** Written task **
Express every line of the listing below as a string in a single JSON list, one string per line, skipping blank lines and leaving out the pictures.

** Material for the task **
—————

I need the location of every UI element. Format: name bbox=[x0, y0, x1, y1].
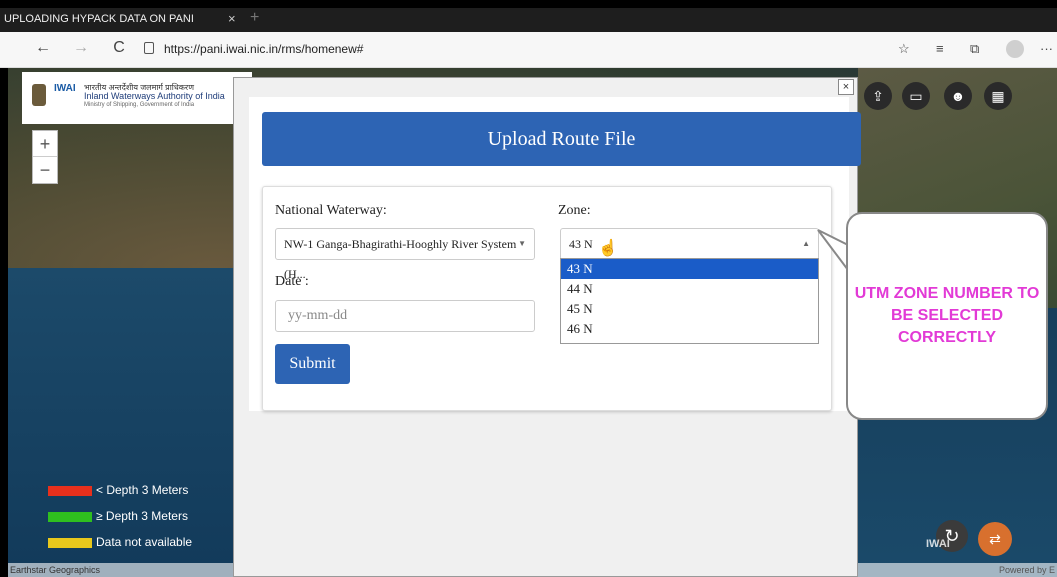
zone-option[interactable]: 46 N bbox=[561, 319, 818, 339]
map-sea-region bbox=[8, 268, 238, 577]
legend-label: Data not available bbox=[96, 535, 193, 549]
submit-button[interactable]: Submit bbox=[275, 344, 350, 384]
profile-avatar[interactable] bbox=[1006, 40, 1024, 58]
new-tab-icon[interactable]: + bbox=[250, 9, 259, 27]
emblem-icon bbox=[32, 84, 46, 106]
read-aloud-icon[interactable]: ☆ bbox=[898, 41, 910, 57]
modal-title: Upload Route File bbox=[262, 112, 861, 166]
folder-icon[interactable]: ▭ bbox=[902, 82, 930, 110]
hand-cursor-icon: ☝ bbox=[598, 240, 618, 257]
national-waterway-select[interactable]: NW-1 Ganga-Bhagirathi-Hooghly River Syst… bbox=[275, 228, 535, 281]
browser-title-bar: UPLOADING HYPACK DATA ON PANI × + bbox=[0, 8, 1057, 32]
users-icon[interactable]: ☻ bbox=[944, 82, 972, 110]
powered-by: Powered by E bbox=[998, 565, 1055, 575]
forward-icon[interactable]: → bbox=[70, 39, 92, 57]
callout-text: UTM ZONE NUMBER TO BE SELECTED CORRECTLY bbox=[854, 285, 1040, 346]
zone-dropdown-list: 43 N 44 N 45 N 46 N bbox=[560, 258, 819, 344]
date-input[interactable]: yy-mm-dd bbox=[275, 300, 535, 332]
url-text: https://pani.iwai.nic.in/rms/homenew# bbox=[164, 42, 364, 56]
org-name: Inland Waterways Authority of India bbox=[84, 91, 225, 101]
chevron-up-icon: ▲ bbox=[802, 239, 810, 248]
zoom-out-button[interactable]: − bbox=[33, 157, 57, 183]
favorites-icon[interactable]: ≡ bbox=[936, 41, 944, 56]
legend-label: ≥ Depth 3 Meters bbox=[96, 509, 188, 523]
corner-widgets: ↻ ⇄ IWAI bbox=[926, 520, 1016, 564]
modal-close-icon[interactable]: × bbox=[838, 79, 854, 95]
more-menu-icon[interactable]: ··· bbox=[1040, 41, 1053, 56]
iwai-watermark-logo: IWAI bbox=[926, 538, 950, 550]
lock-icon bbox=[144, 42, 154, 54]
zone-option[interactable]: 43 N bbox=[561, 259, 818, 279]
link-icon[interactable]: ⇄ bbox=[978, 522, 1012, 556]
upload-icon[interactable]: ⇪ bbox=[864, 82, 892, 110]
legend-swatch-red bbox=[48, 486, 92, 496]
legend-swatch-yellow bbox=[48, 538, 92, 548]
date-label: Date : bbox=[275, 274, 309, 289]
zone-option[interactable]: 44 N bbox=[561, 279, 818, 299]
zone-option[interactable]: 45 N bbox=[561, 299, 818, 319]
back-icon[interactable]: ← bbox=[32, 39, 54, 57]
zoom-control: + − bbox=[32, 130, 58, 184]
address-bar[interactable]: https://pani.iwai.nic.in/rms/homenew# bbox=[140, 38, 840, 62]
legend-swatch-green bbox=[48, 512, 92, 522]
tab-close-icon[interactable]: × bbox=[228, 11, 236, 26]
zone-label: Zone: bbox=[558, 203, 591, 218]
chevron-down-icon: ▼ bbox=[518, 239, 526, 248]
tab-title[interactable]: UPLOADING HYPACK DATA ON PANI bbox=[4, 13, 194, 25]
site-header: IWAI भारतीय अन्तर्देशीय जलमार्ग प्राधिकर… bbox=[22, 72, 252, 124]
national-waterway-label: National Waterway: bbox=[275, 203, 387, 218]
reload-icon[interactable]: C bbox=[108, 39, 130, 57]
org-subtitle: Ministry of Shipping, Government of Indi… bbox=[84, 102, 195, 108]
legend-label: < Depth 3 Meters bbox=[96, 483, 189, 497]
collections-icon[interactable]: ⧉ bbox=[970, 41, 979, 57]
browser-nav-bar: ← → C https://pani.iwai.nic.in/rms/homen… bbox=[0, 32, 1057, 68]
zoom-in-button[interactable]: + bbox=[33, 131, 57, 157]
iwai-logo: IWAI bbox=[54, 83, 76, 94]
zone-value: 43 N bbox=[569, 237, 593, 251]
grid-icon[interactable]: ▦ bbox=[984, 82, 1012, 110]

—————

** Response to this task **
[
  "I need the location of every UI element. Format: name bbox=[x0, y0, x1, y1].",
  "zone-option[interactable]: 46 N bbox=[561, 319, 818, 339]",
  "map-sea-region bbox=[8, 268, 238, 577]",
  "legend-label: Data not available bbox=[96, 535, 193, 549]",
  "submit-button[interactable]: Submit bbox=[275, 344, 350, 384]",
  "profile-avatar[interactable] bbox=[1006, 40, 1024, 58]",
  "new-tab-icon[interactable]: + bbox=[250, 9, 259, 27]",
  "emblem-icon bbox=[32, 84, 46, 106]",
  "read-aloud-icon[interactable]: ☆ bbox=[898, 41, 910, 57]",
  "modal-title: Upload Route File bbox=[262, 112, 861, 166]",
  "folder-icon[interactable]: ▭ bbox=[902, 82, 930, 110]",
  "hand-cursor-icon: ☝ bbox=[598, 240, 618, 257]",
  "national-waterway-select[interactable]: NW-1 Ganga-Bhagirathi-Hooghly River Syst… bbox=[275, 228, 535, 281]",
  "browser-title-bar: UPLOADING HYPACK DATA ON PANI × + bbox=[0, 8, 1057, 32]",
  "users-icon[interactable]: ☻ bbox=[944, 82, 972, 110]",
  "powered-by: Powered by E bbox=[998, 565, 1055, 575]",
  "forward-icon[interactable]: → bbox=[70, 39, 92, 57]",
  "callout-text: UTM ZONE NUMBER TO BE SELECTED CORRECTLY bbox=[854, 285, 1040, 346]",
  "zone-dropdown-list: 43 N 44 N 45 N 46 N bbox=[560, 258, 819, 344]",
  "date-input[interactable]: yy-mm-dd bbox=[275, 300, 535, 332]",
  "url-text: https://pani.iwai.nic.in/rms/homenew# bbox=[164, 42, 364, 56]",
  "org-name: Inland Waterways Authority of India bbox=[84, 91, 225, 101]",
  "chevron-up-icon: ▲ bbox=[802, 239, 810, 248]",
  "zoom-out-button[interactable]: − bbox=[33, 157, 57, 183]",
  "favorites-icon[interactable]: ≡ bbox=[936, 41, 944, 56]",
  "legend-label: ≥ Depth 3 Meters bbox=[96, 509, 188, 523]",
  "corner-widgets: ↻ ⇄ IWAI bbox=[926, 520, 1016, 564]",
  "modal-close-icon[interactable]: × bbox=[838, 79, 854, 95]",
  "more-menu-icon[interactable]: ··· bbox=[1040, 41, 1053, 56]",
  "iwai-watermark-logo: IWAI bbox=[926, 538, 950, 550]",
  "lock-icon bbox=[144, 42, 154, 54]",
  "zone-option[interactable]: 43 N bbox=[561, 259, 818, 279]",
  "link-icon[interactable]: ⇄ bbox=[978, 522, 1012, 556]",
  "upload-icon[interactable]: ⇪ bbox=[864, 82, 892, 110]",
  "legend-swatch-red bbox=[48, 486, 92, 496]",
  "legend-swatch-yellow bbox=[48, 538, 92, 548]",
  "date-label: Date : bbox=[275, 274, 309, 289]",
  "zone-option[interactable]: 44 N bbox=[561, 279, 818, 299]",
  "zone-option[interactable]: 45 N bbox=[561, 299, 818, 319]",
  "back-icon[interactable]: ← bbox=[32, 39, 54, 57]",
  "zoom-control: + − bbox=[32, 130, 58, 184]",
  "address-bar[interactable]: https://pani.iwai.nic.in/rms/homenew# bbox=[140, 38, 840, 62]",
  "legend-swatch-green bbox=[48, 512, 92, 522]",
  "tab-close-icon[interactable]: × bbox=[228, 11, 236, 26]",
  "zone-label: Zone: bbox=[558, 203, 591, 218]",
  "chevron-down-icon: ▼ bbox=[518, 239, 526, 248]",
  "tab-title[interactable]: UPLOADING HYPACK DATA ON PANI bbox=[4, 13, 194, 25]",
  "site-header: IWAI भारतीय अन्तर्देशीय जलमार्ग प्राधिकर… bbox=[22, 72, 252, 124]",
  "national-waterway-label: National Waterway: bbox=[275, 203, 387, 218]",
  "reload-icon[interactable]: C bbox=[108, 39, 130, 57]",
  "org-subtitle: Ministry of Shipping, Government of Indi… bbox=[84, 102, 195, 108]",
  "legend-label: < Depth 3 Meters bbox=[96, 483, 189, 497]",
  "collections-icon[interactable]: ⧉ bbox=[970, 41, 979, 57]",
  "browser-nav-bar: ← → C https://pani.iwai.nic.in/rms/homen… bbox=[0, 32, 1057, 68]",
  "zoom-in-button[interactable]: + bbox=[33, 131, 57, 157]",
  "iwai-logo: IWAI bbox=[54, 83, 76, 94]",
  "zone-value: 43 N bbox=[569, 237, 593, 251]",
  "grid-icon[interactable]: ▦ bbox=[984, 82, 1012, 110]"
]